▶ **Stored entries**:
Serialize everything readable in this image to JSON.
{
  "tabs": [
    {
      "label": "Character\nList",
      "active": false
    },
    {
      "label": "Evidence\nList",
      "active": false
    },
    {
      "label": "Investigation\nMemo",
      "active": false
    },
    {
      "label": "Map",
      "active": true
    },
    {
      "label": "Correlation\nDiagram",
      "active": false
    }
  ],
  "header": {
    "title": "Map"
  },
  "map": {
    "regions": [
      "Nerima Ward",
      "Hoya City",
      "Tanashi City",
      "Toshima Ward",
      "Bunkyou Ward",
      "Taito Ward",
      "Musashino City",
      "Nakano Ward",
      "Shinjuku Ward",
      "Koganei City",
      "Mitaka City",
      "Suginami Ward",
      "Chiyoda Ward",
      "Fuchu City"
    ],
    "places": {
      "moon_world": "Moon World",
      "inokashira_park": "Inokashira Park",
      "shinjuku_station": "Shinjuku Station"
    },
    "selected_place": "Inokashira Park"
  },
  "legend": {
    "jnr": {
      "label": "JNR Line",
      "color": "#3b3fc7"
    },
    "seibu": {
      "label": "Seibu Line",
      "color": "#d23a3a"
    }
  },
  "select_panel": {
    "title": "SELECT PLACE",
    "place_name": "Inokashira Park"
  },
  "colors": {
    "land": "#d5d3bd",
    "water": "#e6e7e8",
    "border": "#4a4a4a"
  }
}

▶ **Exercise details**: Extract all of the data above and output it character for character.

▶ **Right answer**:
Serialize everything readable in this image to JSON.
{
  "tabs": [
    {
      "label": "Character\nList",
      "active": false
    },
    {
      "label": "Evidence\nList",
      "active": false
    },
    {
      "label": "Investigation\nMemo",
      "active": false
    },
    {
      "label": "Map",
      "active": true
    },
    {
      "label": "Correlation\nDiagram",
      "active": false
    }
  ],
  "header": {
    "title": "Map"
  },
  "map": {
    "regions": [
      "Nerima Ward",
      "Hoya City",
      "Tanashi City",
      "Toshima Ward",
      "Bunkyou Ward",
      "Taito Ward",
      "Musashino City",
      "Nakano Ward",
      "Shinjuku Ward",
      "Koganei City",
      "Mitaka City",
      "Suginami Ward",
      "Chiyoda Ward",
      "Fuchu City"
    ],
    "places": {
      "moon_world": "Moon World",
      "inokashira_park": "Inokashira Park",
      "shinjuku_station": "Shinjuku Station"
    },
    "selected_place": "Inokashira Park"
  },
  "legend": {
    "jnr": {
      "label": "JNR Line",
      "color": "#3b3fc7"
    },
    "seibu": {
      "label": "Seibu Line",
      "color": "#d23a3a"
    }
  },
  "select_panel": {
    "title": "SELECT PLACE",
    "place_name": "Inokashira Park"
  },
  "colors": {
    "land": "#d5d3bd",
    "water": "#e6e7e8",
    "border": "#4a4a4a"
  }
}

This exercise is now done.